# Data Analysis and Visualization

* * * 

### Icons Used In This Notebook
🔔 **Question**: A quick question to help you understand what's going on.<br>
🥊 **Challenge**: Interactive exercise. We'll work through these in the workshop!<br>
💭 **Reflection**: Helping you think about programming.<br>
⚠️ **Warning**: Heads-up about tricky stuff or common mistakes.<br>
💡 **Tip**: How to do something a bit more efficiently or effectively.<br>
🎬 **Demo**: Showing off something more advanced – so you know what Python can be used for!<br>

### Learning Objectives
1. [Write Your Own Functions](#write) 
2. [Exploring Data with Pandas](#expl)
3. [Visualizing DataFrames](#vis)

<a id='write'></a>

# Write Your Own Functions

Remember, functions are pieces of code that we expect to use over and over again.

One of the most useful programming structures in Python is to write our own functions with a custom functionality that is specific to our goals.

## Basic Function Syntax

Writing a function in Python is pretty easy! You need to know a few things:

*   Functions begin with the keyword `def`.
*   This keyword is followed by the function *name*.
    *   The name must obey the same rules as variable names.
*   The **arguments** or **parameters** are defined in parentheses as variable names.
    *   Use empty parentheses if the function doesn't take any inputs.
*   A colon indicates the end of the function *signature* (the first line).
*   An indented block of code denotes the start of the *body*.
*   The final line should be a `return` statement with the value(s) to be returned from the function.

Let's take a look at a simple function:

In [None]:
def feet_to_meters(feet):
    meters = feet * .304
    return meters

Notice how there is **no output** from running the block of code above. This is because defining a function does not run it. The function needs to be **called**, or run, with appropriate arguments to execute the code it contains.

● Items from a dataset:

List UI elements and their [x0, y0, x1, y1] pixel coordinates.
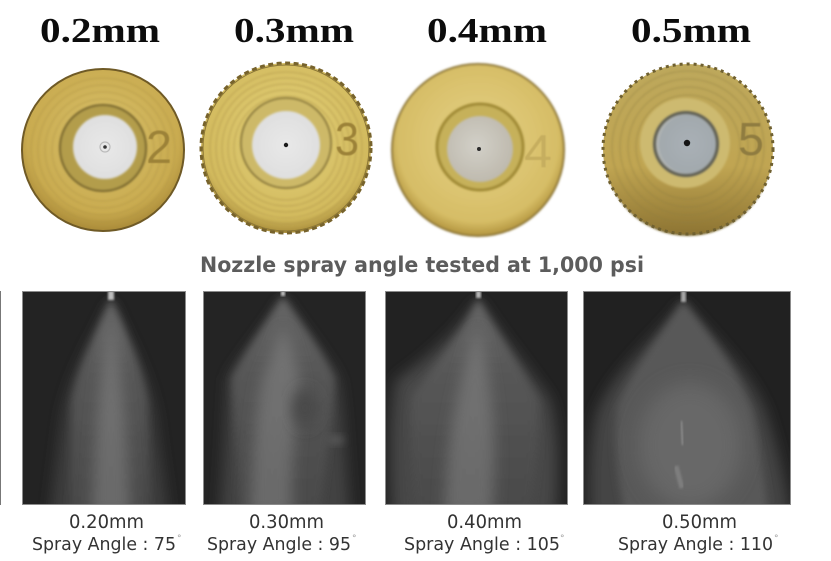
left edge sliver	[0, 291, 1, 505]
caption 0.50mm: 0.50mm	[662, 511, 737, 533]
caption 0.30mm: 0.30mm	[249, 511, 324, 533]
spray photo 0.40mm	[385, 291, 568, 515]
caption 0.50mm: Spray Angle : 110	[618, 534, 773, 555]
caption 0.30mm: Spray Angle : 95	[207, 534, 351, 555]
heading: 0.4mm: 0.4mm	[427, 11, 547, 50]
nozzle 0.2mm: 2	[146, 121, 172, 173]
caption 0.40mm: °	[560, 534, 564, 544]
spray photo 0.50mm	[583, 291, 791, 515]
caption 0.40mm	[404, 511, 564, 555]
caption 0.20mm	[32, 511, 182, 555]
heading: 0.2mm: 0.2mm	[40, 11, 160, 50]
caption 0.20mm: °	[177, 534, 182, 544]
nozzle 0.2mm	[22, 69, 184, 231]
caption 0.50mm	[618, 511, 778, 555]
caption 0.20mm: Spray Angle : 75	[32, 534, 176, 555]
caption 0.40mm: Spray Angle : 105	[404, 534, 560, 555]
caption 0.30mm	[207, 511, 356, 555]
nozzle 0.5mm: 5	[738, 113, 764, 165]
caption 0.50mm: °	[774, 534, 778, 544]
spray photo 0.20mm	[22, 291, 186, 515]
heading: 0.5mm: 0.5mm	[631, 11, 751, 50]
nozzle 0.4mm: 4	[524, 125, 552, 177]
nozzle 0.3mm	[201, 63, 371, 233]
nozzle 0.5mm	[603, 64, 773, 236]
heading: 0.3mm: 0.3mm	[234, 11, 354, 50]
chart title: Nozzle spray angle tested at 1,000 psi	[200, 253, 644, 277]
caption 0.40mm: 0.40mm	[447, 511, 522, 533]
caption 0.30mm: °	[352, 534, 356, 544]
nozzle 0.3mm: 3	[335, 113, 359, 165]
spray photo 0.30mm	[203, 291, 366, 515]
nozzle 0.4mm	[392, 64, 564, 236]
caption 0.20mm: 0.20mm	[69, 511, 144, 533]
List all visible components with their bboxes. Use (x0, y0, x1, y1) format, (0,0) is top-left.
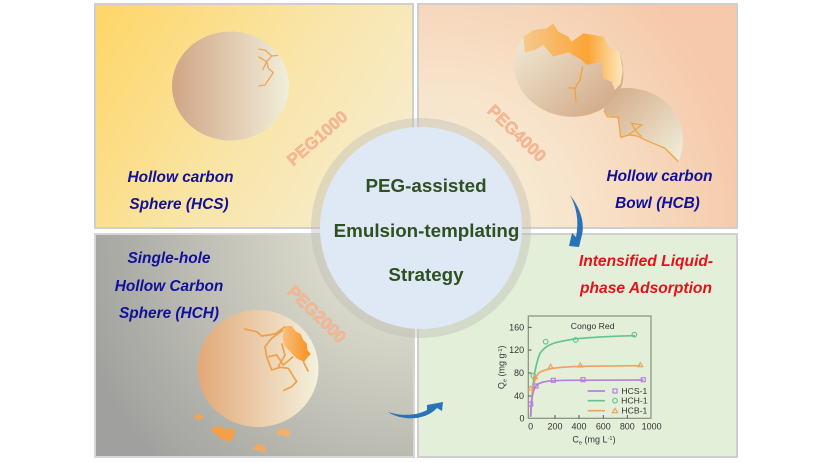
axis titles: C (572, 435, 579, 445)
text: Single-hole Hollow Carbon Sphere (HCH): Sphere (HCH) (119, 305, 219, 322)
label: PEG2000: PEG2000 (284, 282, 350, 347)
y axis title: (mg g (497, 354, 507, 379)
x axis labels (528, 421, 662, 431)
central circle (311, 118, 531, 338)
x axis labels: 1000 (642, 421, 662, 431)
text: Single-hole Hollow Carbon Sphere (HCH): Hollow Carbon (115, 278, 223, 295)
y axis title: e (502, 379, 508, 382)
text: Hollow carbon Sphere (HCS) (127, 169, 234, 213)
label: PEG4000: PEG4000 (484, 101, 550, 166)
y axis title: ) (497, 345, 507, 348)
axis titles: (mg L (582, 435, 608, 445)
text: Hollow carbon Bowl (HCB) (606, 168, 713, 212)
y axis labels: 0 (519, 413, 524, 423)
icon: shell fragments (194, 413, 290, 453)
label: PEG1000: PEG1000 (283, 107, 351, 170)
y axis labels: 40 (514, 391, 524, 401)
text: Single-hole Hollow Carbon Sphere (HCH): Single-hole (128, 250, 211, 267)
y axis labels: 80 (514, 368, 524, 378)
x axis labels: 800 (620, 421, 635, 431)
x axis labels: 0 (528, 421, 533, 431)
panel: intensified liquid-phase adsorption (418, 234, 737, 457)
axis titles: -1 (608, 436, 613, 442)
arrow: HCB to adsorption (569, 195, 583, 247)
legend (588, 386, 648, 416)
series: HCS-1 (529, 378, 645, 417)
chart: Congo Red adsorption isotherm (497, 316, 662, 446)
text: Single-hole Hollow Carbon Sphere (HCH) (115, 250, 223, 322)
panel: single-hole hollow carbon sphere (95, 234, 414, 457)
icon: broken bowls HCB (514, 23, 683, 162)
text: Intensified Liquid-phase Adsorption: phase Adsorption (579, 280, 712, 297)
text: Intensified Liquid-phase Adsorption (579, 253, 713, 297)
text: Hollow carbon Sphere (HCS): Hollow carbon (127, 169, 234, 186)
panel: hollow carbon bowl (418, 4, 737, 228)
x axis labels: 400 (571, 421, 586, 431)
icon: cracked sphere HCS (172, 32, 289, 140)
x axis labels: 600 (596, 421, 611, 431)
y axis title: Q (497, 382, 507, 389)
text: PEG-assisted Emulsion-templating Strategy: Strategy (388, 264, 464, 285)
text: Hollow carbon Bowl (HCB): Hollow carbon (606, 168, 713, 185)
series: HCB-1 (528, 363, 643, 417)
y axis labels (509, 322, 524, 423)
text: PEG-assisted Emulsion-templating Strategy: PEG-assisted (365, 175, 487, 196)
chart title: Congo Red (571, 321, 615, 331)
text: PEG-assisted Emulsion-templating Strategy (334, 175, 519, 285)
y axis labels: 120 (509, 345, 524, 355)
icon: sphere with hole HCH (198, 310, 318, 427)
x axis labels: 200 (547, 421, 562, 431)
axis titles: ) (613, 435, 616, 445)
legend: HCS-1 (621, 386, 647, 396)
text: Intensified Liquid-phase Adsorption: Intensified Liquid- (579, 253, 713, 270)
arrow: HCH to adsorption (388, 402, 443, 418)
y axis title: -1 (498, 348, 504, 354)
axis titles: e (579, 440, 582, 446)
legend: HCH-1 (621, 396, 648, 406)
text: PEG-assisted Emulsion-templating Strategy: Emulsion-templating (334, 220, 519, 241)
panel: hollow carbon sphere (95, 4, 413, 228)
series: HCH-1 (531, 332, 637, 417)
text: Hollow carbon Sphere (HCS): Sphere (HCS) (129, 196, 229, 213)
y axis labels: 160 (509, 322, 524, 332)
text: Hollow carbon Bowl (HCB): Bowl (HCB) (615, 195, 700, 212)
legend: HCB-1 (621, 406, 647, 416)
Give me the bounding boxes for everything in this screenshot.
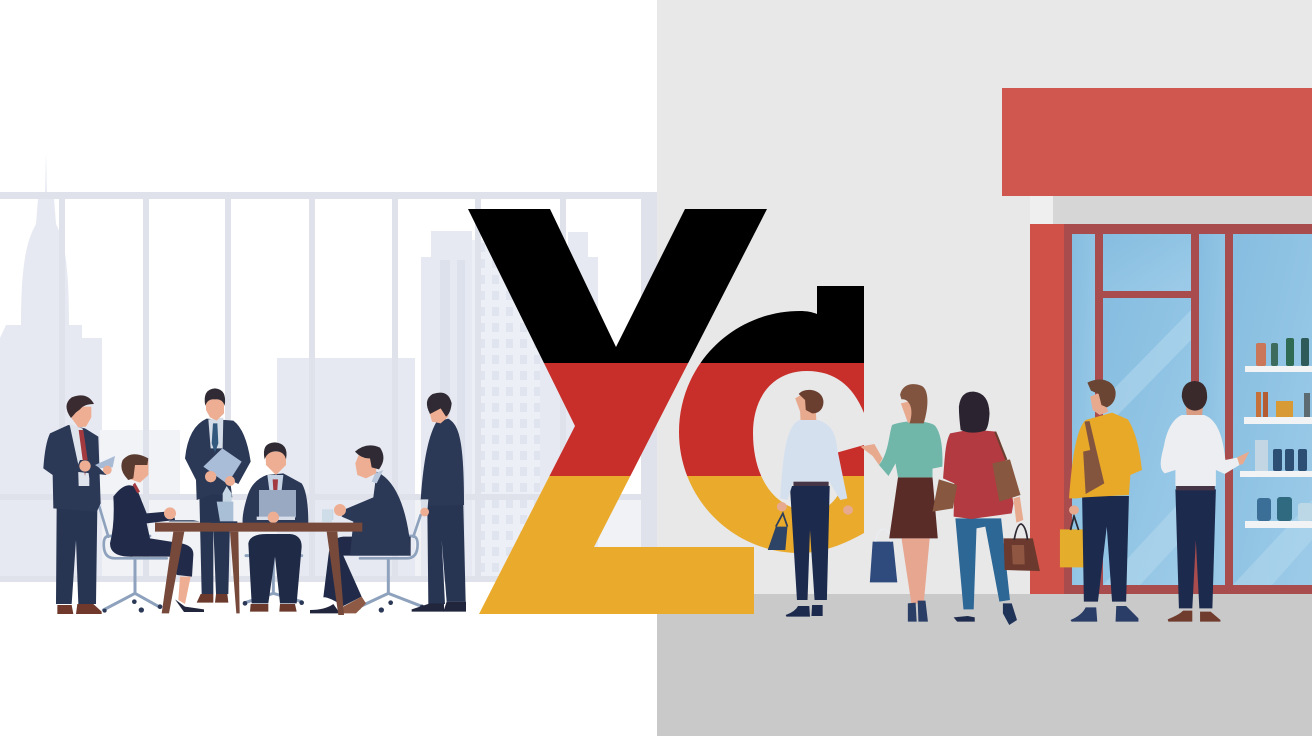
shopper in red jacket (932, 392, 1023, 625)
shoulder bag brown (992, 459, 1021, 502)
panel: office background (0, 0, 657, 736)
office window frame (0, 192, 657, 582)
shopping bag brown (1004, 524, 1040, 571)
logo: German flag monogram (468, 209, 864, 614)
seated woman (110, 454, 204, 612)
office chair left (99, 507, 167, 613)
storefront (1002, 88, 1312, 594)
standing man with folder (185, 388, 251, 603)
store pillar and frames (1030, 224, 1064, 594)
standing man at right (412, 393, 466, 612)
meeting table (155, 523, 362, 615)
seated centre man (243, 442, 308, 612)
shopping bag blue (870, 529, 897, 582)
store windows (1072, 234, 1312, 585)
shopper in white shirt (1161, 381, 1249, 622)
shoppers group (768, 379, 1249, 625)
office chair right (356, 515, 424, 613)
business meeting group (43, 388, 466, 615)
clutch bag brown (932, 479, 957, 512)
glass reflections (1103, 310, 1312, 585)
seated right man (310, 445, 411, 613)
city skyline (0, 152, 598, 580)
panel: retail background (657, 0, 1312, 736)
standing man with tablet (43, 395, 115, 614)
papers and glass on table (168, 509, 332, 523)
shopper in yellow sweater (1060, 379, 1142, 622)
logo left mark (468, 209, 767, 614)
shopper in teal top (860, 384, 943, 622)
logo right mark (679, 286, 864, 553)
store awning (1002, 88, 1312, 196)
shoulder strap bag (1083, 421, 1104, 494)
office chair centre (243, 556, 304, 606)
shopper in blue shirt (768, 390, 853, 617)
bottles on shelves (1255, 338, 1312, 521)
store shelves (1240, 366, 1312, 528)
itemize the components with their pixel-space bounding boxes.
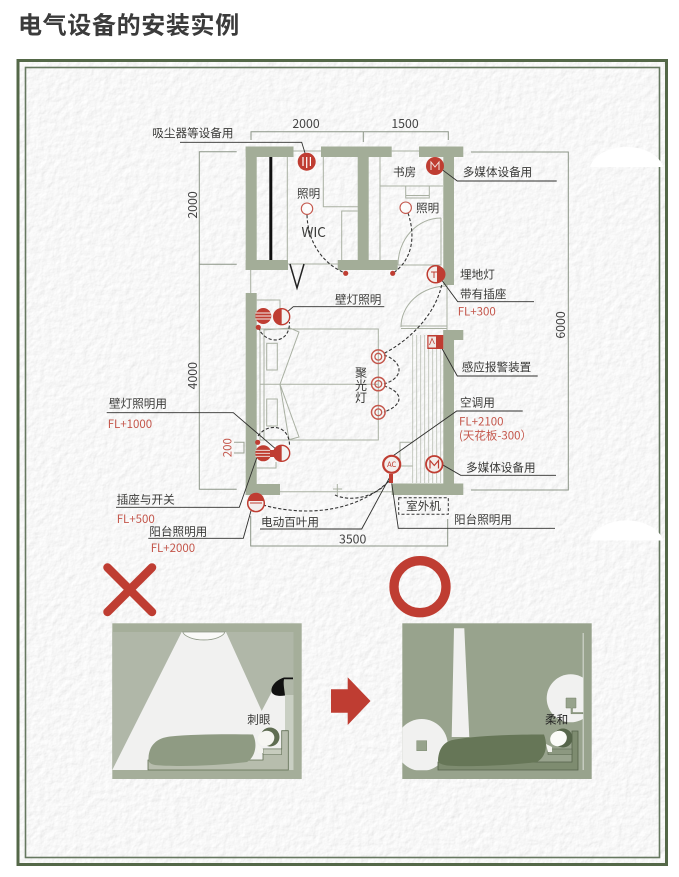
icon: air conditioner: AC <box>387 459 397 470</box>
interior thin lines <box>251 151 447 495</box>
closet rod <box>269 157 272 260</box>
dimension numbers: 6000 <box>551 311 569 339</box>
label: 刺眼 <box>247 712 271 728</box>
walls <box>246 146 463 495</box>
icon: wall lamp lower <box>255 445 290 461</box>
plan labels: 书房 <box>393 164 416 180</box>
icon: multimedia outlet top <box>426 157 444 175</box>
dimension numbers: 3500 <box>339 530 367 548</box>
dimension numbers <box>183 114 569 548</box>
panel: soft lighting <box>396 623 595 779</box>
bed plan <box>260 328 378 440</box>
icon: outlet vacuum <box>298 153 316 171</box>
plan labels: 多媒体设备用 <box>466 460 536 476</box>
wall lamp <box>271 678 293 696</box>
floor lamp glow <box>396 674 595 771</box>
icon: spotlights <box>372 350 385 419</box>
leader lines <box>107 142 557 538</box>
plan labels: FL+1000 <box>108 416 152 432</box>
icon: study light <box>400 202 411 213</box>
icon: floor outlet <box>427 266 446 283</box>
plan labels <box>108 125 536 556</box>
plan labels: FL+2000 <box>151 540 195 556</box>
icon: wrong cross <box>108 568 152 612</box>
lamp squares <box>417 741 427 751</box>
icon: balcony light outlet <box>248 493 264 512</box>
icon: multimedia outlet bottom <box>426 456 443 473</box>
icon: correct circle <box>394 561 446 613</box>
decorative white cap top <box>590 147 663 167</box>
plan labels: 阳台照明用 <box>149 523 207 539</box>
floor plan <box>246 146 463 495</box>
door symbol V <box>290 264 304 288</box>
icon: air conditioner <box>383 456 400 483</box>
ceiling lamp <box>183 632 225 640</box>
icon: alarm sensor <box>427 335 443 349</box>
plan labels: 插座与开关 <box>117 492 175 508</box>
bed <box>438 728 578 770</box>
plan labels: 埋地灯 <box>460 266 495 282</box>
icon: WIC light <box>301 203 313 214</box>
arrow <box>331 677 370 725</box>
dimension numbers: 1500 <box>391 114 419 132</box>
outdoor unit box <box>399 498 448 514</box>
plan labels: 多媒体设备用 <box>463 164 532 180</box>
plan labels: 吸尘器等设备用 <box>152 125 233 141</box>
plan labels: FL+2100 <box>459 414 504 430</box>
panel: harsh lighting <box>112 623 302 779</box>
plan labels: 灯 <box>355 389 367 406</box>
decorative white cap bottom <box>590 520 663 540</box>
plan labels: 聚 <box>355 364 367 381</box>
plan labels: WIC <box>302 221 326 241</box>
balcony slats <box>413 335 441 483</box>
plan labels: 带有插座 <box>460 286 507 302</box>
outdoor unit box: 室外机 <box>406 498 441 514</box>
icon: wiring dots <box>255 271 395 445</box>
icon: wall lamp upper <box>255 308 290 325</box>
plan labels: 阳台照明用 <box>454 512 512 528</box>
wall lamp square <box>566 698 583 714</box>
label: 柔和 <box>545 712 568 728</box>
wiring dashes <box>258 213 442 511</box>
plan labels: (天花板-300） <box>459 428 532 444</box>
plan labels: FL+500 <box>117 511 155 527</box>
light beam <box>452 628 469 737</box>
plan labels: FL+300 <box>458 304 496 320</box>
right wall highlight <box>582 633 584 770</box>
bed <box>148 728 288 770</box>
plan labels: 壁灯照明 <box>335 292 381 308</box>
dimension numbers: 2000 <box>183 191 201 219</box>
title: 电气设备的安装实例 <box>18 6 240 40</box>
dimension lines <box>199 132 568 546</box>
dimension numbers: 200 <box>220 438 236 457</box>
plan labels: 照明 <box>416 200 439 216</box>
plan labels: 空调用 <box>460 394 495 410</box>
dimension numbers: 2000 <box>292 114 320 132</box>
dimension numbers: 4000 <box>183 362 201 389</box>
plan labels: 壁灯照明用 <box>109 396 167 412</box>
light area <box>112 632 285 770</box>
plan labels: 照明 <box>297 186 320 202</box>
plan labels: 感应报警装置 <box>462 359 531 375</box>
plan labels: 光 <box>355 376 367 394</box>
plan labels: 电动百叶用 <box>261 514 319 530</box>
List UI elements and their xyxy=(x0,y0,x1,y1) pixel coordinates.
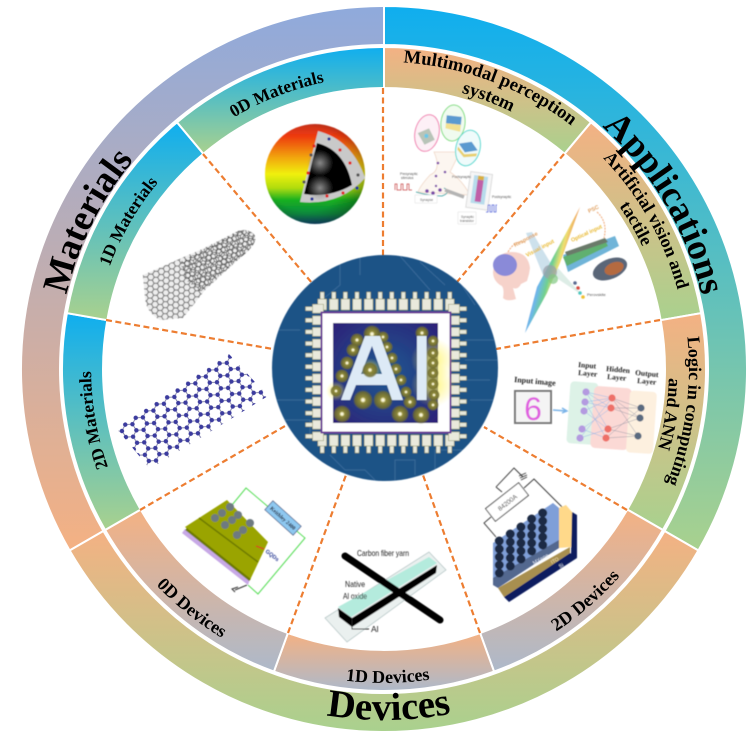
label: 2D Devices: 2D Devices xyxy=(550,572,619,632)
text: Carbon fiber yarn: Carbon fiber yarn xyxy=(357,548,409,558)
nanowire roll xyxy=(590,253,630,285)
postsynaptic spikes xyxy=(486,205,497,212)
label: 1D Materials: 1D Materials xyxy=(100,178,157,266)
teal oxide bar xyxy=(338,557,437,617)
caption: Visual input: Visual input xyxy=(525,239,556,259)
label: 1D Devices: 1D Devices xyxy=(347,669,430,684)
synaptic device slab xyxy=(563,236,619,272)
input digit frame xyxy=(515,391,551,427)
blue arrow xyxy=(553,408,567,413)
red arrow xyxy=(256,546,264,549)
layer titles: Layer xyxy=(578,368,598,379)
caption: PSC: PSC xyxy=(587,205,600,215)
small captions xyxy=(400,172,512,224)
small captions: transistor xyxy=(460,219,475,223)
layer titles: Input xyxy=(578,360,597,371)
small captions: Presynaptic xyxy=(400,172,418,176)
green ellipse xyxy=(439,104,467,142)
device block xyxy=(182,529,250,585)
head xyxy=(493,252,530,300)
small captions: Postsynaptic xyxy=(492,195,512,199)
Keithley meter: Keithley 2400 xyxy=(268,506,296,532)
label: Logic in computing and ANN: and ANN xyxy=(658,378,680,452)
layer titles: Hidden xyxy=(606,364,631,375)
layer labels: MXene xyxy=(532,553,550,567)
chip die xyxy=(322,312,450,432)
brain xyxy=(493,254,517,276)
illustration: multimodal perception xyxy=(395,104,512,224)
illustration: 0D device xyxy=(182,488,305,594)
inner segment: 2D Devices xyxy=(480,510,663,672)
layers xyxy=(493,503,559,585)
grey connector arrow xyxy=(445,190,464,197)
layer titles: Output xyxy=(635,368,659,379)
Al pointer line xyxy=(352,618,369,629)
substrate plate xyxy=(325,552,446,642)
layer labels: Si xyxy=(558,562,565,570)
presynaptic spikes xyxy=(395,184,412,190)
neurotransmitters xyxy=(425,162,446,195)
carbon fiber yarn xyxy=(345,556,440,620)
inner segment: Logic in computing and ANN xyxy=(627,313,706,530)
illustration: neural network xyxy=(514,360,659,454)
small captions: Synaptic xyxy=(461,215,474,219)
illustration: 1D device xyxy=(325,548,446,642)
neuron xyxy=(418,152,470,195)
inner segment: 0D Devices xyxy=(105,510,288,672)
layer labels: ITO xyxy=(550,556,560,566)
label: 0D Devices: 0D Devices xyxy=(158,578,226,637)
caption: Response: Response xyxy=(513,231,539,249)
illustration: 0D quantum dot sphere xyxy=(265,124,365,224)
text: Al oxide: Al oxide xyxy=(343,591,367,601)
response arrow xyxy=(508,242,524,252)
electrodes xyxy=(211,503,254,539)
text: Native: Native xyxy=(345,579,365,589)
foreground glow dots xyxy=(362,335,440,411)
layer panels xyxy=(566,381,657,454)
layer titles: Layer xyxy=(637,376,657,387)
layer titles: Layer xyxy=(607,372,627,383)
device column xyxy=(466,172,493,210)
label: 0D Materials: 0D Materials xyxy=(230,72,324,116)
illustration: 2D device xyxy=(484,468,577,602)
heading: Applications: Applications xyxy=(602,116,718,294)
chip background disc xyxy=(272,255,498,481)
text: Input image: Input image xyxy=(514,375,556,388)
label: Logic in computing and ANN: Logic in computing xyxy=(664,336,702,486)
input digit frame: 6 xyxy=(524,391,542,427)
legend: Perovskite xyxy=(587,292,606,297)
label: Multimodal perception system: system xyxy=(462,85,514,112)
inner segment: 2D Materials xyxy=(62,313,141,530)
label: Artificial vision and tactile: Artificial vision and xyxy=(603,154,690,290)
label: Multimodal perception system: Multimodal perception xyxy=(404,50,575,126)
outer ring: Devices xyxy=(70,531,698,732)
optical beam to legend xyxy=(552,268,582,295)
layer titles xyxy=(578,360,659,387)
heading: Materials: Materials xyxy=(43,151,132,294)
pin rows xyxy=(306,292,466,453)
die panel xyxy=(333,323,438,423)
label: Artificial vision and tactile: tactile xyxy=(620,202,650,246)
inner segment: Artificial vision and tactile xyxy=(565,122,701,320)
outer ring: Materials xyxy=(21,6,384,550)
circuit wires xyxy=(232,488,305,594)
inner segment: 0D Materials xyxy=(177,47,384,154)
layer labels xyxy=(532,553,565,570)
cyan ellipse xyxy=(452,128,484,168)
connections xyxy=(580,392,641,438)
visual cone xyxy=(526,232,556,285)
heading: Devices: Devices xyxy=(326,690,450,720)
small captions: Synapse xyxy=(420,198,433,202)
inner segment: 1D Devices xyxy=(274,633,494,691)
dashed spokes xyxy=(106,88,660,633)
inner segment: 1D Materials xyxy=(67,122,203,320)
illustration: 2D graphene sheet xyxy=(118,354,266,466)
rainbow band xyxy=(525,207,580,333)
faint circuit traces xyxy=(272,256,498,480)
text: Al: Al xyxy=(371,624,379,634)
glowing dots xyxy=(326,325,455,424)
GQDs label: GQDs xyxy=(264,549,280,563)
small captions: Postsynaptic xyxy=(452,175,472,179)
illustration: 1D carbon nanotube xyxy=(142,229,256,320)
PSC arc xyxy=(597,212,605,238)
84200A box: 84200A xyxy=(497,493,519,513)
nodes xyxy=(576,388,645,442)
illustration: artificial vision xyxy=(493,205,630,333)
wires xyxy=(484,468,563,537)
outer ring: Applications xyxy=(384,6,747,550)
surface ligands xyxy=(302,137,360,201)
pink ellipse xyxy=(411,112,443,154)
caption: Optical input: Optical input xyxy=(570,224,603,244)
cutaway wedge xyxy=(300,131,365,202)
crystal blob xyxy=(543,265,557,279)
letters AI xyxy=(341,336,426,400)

● WHAT IS ASKED:
1/ Using the notebook text on writing functions, decide for each statement whether it agrees with the text. Answer yes or no and quote the words of the text that decide it. (a) Functions begin with the keyword def. (b) Defining a function runs the code it contains. (c) Empty parentheses are used when a function takes no inputs.
2/ Reproduce the lines of the listing between the line holding "icon: air conditioner: AC" and the line holding "bed <box>438 728 578 770</box>", inclusive, without changing anything.

● SOLVED PROBLEMS:
1/
(a) Yes: "Functions begin with the keyword `def`."
(b) No: "This is because defining a function does not run it."
(c) Yes: "Use empty parentheses if the function doesn't take any inputs."

2/
icon: air conditioner: AC <box>387 459 397 470</box>
interior thin lines <box>251 151 447 495</box>
closet rod <box>269 157 272 260</box>
dimension numbers: 6000 <box>551 311 569 339</box>
label: 刺眼 <box>247 712 271 728</box>
walls <box>246 146 463 495</box>
icon: wall lamp lower <box>255 445 290 461</box>
plan labels: 书房 <box>393 164 416 180</box>
icon: multimedia outlet top <box>426 157 444 175</box>
dimension numbers: 3500 <box>339 530 367 548</box>
dimension numbers <box>183 114 569 548</box>
panel: soft lighting <box>396 623 595 779</box>
bed plan <box>260 328 378 440</box>
icon: outlet vacuum <box>298 153 316 171</box>
plan labels: 多媒体设备用 <box>466 460 536 476</box>
wall lamp <box>271 678 293 696</box>
floor lamp glow <box>396 674 595 771</box>
icon: spotlights <box>372 350 385 419</box>
leader lines <box>107 142 557 538</box>
plan labels: FL+1000 <box>108 416 152 432</box>
icon: study light <box>400 202 411 213</box>
icon: floor outlet <box>427 266 446 283</box>
plan labels <box>108 125 536 556</box>
plan labels: FL+2000 <box>151 540 195 556</box>
icon: wrong cross <box>108 568 152 612</box>
lamp squares <box>417 741 427 751</box>
icon: balcony light outlet <box>248 493 264 512</box>
icon: multimedia outlet bottom <box>426 456 443 473</box>
icon: correct circle <box>394 561 446 613</box>
decorative white cap top <box>590 147 663 167</box>
plan labels: 阳台照明用 <box>149 523 207 539</box>
floor plan <box>246 146 463 495</box>
door symbol V <box>290 264 304 288</box>
icon: air conditioner <box>383 456 400 483</box>
ceiling lamp <box>183 632 225 640</box>
icon: alarm sensor <box>427 335 443 349</box>
plan labels: 插座与开关 <box>117 492 175 508</box>
bed <box>438 728 578 770</box>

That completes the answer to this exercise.